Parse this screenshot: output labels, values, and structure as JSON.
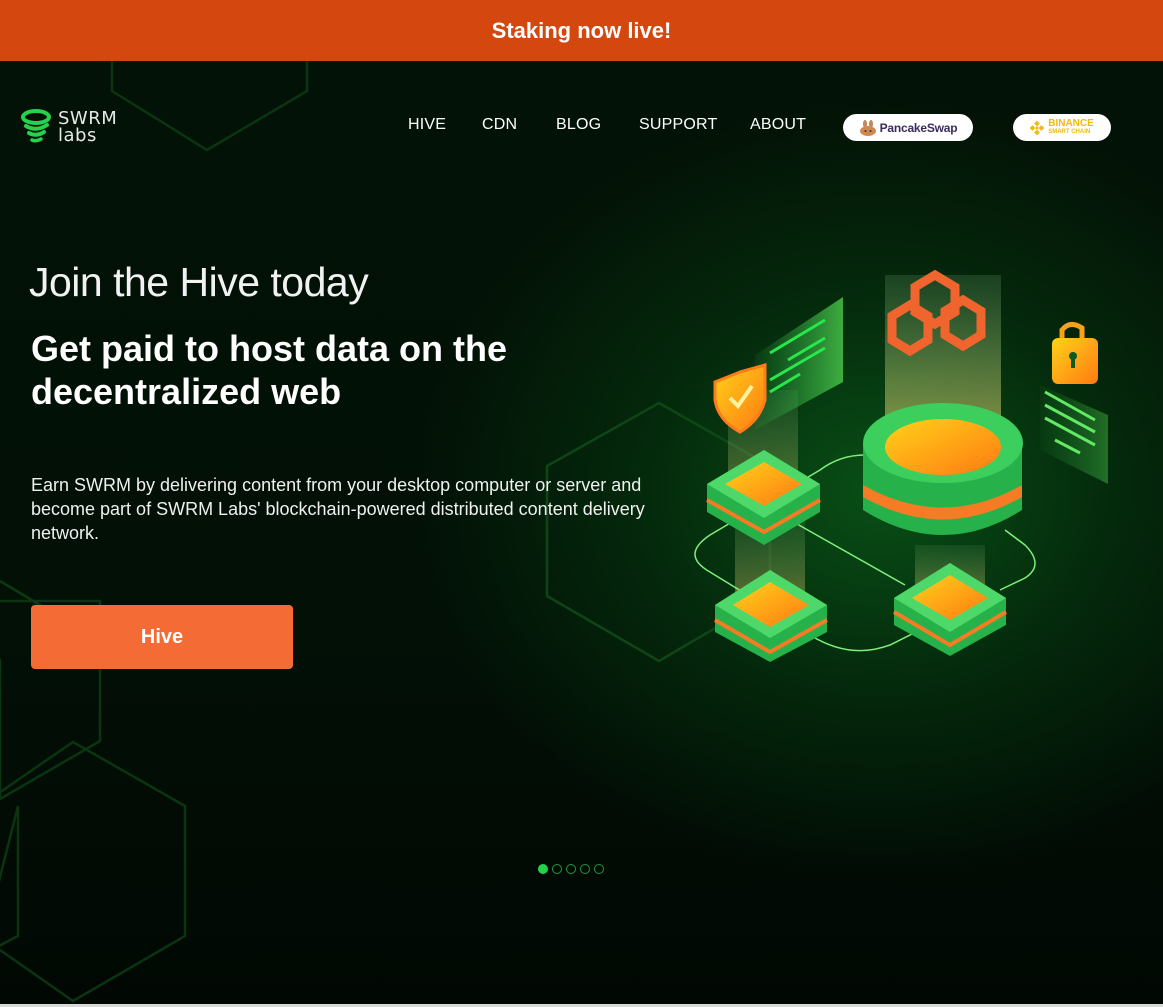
{
  "banner": {
    "text": "Staking now live!"
  },
  "brand": {
    "line1": "SWRM",
    "line2": "labs",
    "logo_icon": "tornado-logo-icon"
  },
  "nav": {
    "items": [
      {
        "label": "HIVE"
      },
      {
        "label": "CDN"
      },
      {
        "label": "BLOG"
      },
      {
        "label": "SUPPORT"
      },
      {
        "label": "ABOUT"
      }
    ],
    "exchanges": [
      {
        "label": "PancakeSwap",
        "icon": "bunny-icon"
      },
      {
        "label_line1": "BINANCE",
        "label_line2": "SMART CHAIN",
        "icon": "binance-diamond-icon"
      }
    ]
  },
  "hero": {
    "kicker": "Join the Hive today",
    "headline": "Get paid to host data on the decentralized web",
    "description": "Earn SWRM by delivering content from your desktop computer or server and become part of SWRM Labs' blockchain-powered distributed content delivery network.",
    "cta_label": "Hive",
    "carousel": {
      "total_slides": 5,
      "active_slide": 1
    }
  },
  "colors": {
    "banner": "#d4470e",
    "cta": "#f46b35",
    "accent_green": "#26d14b",
    "background": "#020a03"
  }
}
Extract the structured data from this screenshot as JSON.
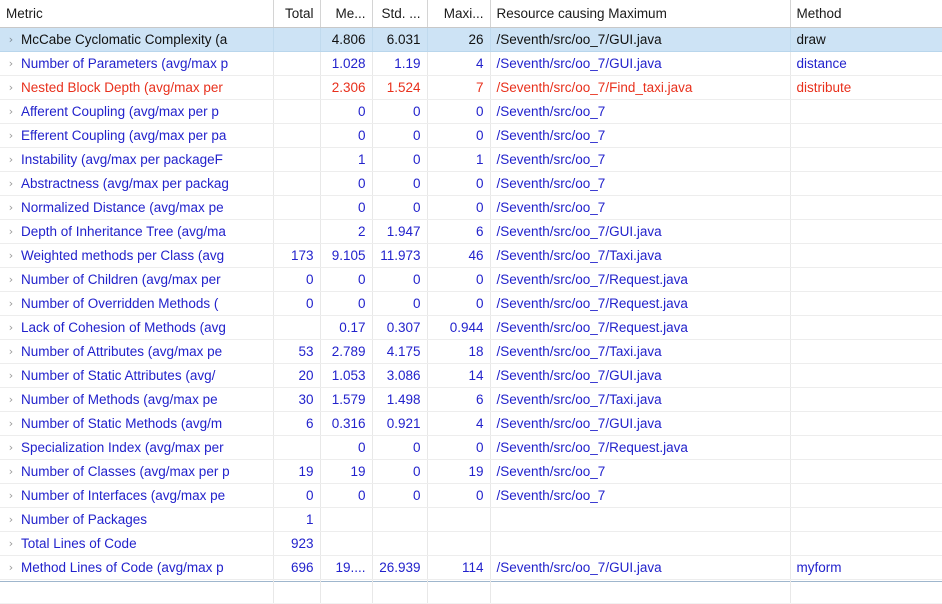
{
  "view": {
    "name": "metrics-table-view"
  },
  "columns": [
    {
      "key": "metric",
      "label": "Metric",
      "align": "left"
    },
    {
      "key": "total",
      "label": "Total",
      "align": "right"
    },
    {
      "key": "mean",
      "label": "Me...",
      "align": "right"
    },
    {
      "key": "std",
      "label": "Std. ...",
      "align": "right"
    },
    {
      "key": "max",
      "label": "Maxi...",
      "align": "right"
    },
    {
      "key": "resource",
      "label": "Resource causing Maximum",
      "align": "left"
    },
    {
      "key": "method",
      "label": "Method",
      "align": "left"
    }
  ],
  "colors": {
    "link_blue": "#2222cc",
    "alert_red": "#e8301c",
    "selection_blue": "#cde3f5",
    "chevron_grey": "#9a9a9a"
  },
  "icons": {
    "expand": "›"
  },
  "rows": [
    {
      "metric": "McCabe Cyclomatic Complexity (a",
      "total": "",
      "mean": "4.806",
      "std": "6.031",
      "max": "26",
      "resource": "/Seventh/src/oo_7/GUI.java",
      "method": "draw",
      "state": "selected",
      "color": "black"
    },
    {
      "metric": "Number of Parameters (avg/max p",
      "total": "",
      "mean": "1.028",
      "std": "1.19",
      "max": "4",
      "resource": "/Seventh/src/oo_7/GUI.java",
      "method": "distance",
      "state": "normal",
      "color": "blue"
    },
    {
      "metric": "Nested Block Depth (avg/max per",
      "total": "",
      "mean": "2.306",
      "std": "1.524",
      "max": "7",
      "resource": "/Seventh/src/oo_7/Find_taxi.java",
      "method": "distribute",
      "state": "normal",
      "color": "red"
    },
    {
      "metric": "Afferent Coupling (avg/max per p",
      "total": "",
      "mean": "0",
      "std": "0",
      "max": "0",
      "resource": "/Seventh/src/oo_7",
      "method": "",
      "state": "normal",
      "color": "blue"
    },
    {
      "metric": "Efferent Coupling (avg/max per pa",
      "total": "",
      "mean": "0",
      "std": "0",
      "max": "0",
      "resource": "/Seventh/src/oo_7",
      "method": "",
      "state": "normal",
      "color": "blue"
    },
    {
      "metric": "Instability (avg/max per packageF",
      "total": "",
      "mean": "1",
      "std": "0",
      "max": "1",
      "resource": "/Seventh/src/oo_7",
      "method": "",
      "state": "normal",
      "color": "blue"
    },
    {
      "metric": "Abstractness (avg/max per packag",
      "total": "",
      "mean": "0",
      "std": "0",
      "max": "0",
      "resource": "/Seventh/src/oo_7",
      "method": "",
      "state": "normal",
      "color": "blue"
    },
    {
      "metric": "Normalized Distance (avg/max pe",
      "total": "",
      "mean": "0",
      "std": "0",
      "max": "0",
      "resource": "/Seventh/src/oo_7",
      "method": "",
      "state": "normal",
      "color": "blue"
    },
    {
      "metric": "Depth of Inheritance Tree (avg/ma",
      "total": "",
      "mean": "2",
      "std": "1.947",
      "max": "6",
      "resource": "/Seventh/src/oo_7/GUI.java",
      "method": "",
      "state": "normal",
      "color": "blue"
    },
    {
      "metric": "Weighted methods per Class (avg",
      "total": "173",
      "mean": "9.105",
      "std": "11.973",
      "max": "46",
      "resource": "/Seventh/src/oo_7/Taxi.java",
      "method": "",
      "state": "normal",
      "color": "blue"
    },
    {
      "metric": "Number of Children (avg/max per",
      "total": "0",
      "mean": "0",
      "std": "0",
      "max": "0",
      "resource": "/Seventh/src/oo_7/Request.java",
      "method": "",
      "state": "normal",
      "color": "blue"
    },
    {
      "metric": "Number of Overridden Methods (",
      "total": "0",
      "mean": "0",
      "std": "0",
      "max": "0",
      "resource": "/Seventh/src/oo_7/Request.java",
      "method": "",
      "state": "normal",
      "color": "blue"
    },
    {
      "metric": "Lack of Cohesion of Methods (avg",
      "total": "",
      "mean": "0.17",
      "std": "0.307",
      "max": "0.944",
      "resource": "/Seventh/src/oo_7/Request.java",
      "method": "",
      "state": "normal",
      "color": "blue"
    },
    {
      "metric": "Number of Attributes (avg/max pe",
      "total": "53",
      "mean": "2.789",
      "std": "4.175",
      "max": "18",
      "resource": "/Seventh/src/oo_7/Taxi.java",
      "method": "",
      "state": "normal",
      "color": "blue"
    },
    {
      "metric": "Number of Static Attributes (avg/",
      "total": "20",
      "mean": "1.053",
      "std": "3.086",
      "max": "14",
      "resource": "/Seventh/src/oo_7/GUI.java",
      "method": "",
      "state": "normal",
      "color": "blue"
    },
    {
      "metric": "Number of Methods (avg/max pe",
      "total": "30",
      "mean": "1.579",
      "std": "1.498",
      "max": "6",
      "resource": "/Seventh/src/oo_7/Taxi.java",
      "method": "",
      "state": "normal",
      "color": "blue"
    },
    {
      "metric": "Number of Static Methods (avg/m",
      "total": "6",
      "mean": "0.316",
      "std": "0.921",
      "max": "4",
      "resource": "/Seventh/src/oo_7/GUI.java",
      "method": "",
      "state": "normal",
      "color": "blue"
    },
    {
      "metric": "Specialization Index (avg/max per",
      "total": "",
      "mean": "0",
      "std": "0",
      "max": "0",
      "resource": "/Seventh/src/oo_7/Request.java",
      "method": "",
      "state": "normal",
      "color": "blue"
    },
    {
      "metric": "Number of Classes (avg/max per p",
      "total": "19",
      "mean": "19",
      "std": "0",
      "max": "19",
      "resource": "/Seventh/src/oo_7",
      "method": "",
      "state": "normal",
      "color": "blue"
    },
    {
      "metric": "Number of Interfaces (avg/max pe",
      "total": "0",
      "mean": "0",
      "std": "0",
      "max": "0",
      "resource": "/Seventh/src/oo_7",
      "method": "",
      "state": "normal",
      "color": "blue"
    },
    {
      "metric": "Number of Packages",
      "total": "1",
      "mean": "",
      "std": "",
      "max": "",
      "resource": "",
      "method": "",
      "state": "normal",
      "color": "blue"
    },
    {
      "metric": "Total Lines of Code",
      "total": "923",
      "mean": "",
      "std": "",
      "max": "",
      "resource": "",
      "method": "",
      "state": "normal",
      "color": "blue"
    },
    {
      "metric": "Method Lines of Code (avg/max p",
      "total": "696",
      "mean": "19....",
      "std": "26.939",
      "max": "114",
      "resource": "/Seventh/src/oo_7/GUI.java",
      "method": "myform",
      "state": "normal",
      "color": "blue"
    }
  ],
  "filler_row_count": 1
}
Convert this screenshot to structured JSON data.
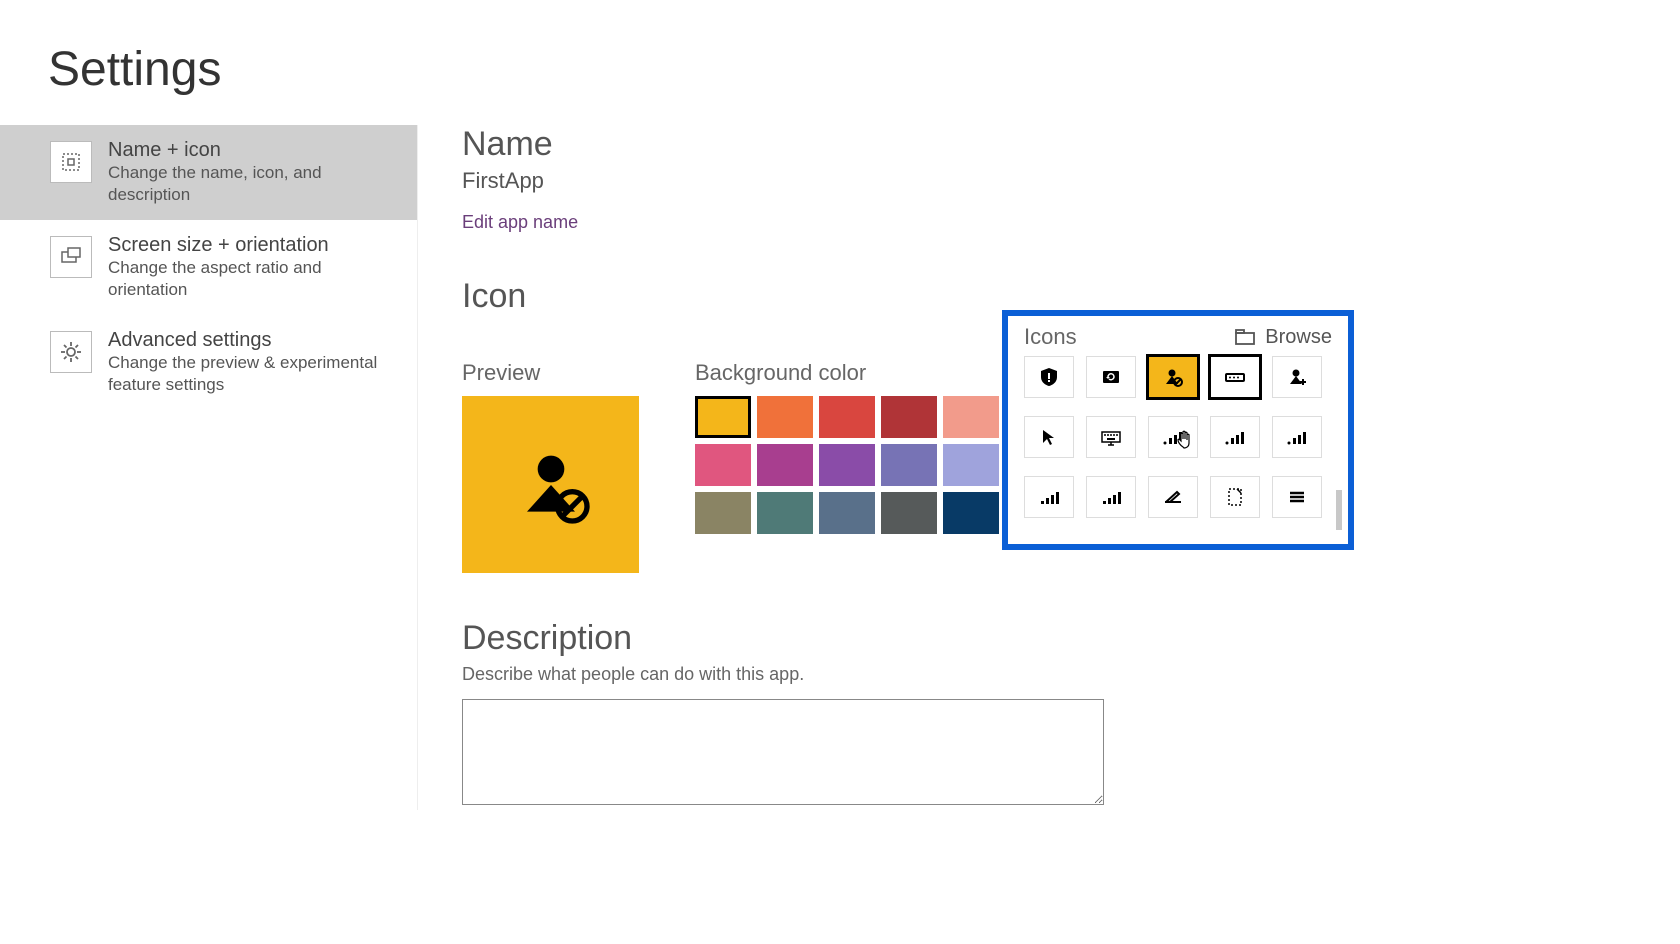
{
  "page_title": "Settings",
  "sidebar": [
    {
      "title": "Name + icon",
      "sub": "Change the name, icon, and description",
      "selected": true,
      "icon": "grid-icon"
    },
    {
      "title": "Screen size + orientation",
      "sub": "Change the aspect ratio and orientation",
      "selected": false,
      "icon": "screen-icon"
    },
    {
      "title": "Advanced settings",
      "sub": "Change the preview & experimental feature settings",
      "selected": false,
      "icon": "gear-icon"
    }
  ],
  "name_section": {
    "heading": "Name",
    "value": "FirstApp",
    "edit_link": "Edit app name"
  },
  "icon_section": {
    "heading": "Icon",
    "preview_label": "Preview",
    "bg_label": "Background color",
    "preview_bg": "#f4b61a",
    "preview_icon": "user-blocked-icon",
    "colors": [
      {
        "hex": "#f4b61a",
        "selected": true
      },
      {
        "hex": "#f0713a",
        "selected": false
      },
      {
        "hex": "#d9463f",
        "selected": false
      },
      {
        "hex": "#b03437",
        "selected": false
      },
      {
        "hex": "#f29b8b",
        "selected": false
      },
      {
        "hex": "#e0567f",
        "selected": false
      },
      {
        "hex": "#a83e8f",
        "selected": false
      },
      {
        "hex": "#8a4ca8",
        "selected": false
      },
      {
        "hex": "#7773b5",
        "selected": false
      },
      {
        "hex": "#9fa3dc",
        "selected": false
      },
      {
        "hex": "#8a8464",
        "selected": false
      },
      {
        "hex": "#4f7a77",
        "selected": false
      },
      {
        "hex": "#59708a",
        "selected": false
      },
      {
        "hex": "#565a5a",
        "selected": false
      },
      {
        "hex": "#083a66",
        "selected": false
      }
    ],
    "icons_label": "Icons",
    "browse_label": "Browse",
    "icon_choices": [
      {
        "name": "shield-alert-icon",
        "selected": false
      },
      {
        "name": "sync-photo-icon",
        "selected": false
      },
      {
        "name": "user-blocked-icon",
        "selected": true
      },
      {
        "name": "input-field-icon",
        "selected": false,
        "secondary": true
      },
      {
        "name": "user-add-icon",
        "selected": false
      },
      {
        "name": "pointer-icon",
        "selected": false
      },
      {
        "name": "keyboard-icon",
        "selected": false
      },
      {
        "name": "signal-1-icon",
        "selected": false
      },
      {
        "name": "signal-2-icon",
        "selected": false
      },
      {
        "name": "signal-3-icon",
        "selected": false
      },
      {
        "name": "signal-4-icon",
        "selected": false
      },
      {
        "name": "signal-full-icon",
        "selected": false
      },
      {
        "name": "scanner-icon",
        "selected": false
      },
      {
        "name": "dotted-page-icon",
        "selected": false
      },
      {
        "name": "menu-icon",
        "selected": false
      }
    ]
  },
  "description_section": {
    "heading": "Description",
    "sub": "Describe what people can do with this app.",
    "value": ""
  }
}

● ● ●

## THE EXERCISE
Show every line from the listing above in which the string "data" appears.

## ANSWER TO THE EXERCISE
    "headline": "Get paid to host data on the decentralized web",
Extract the structured data from this screenshot as JSON.
Convert this screenshot to structured JSON data.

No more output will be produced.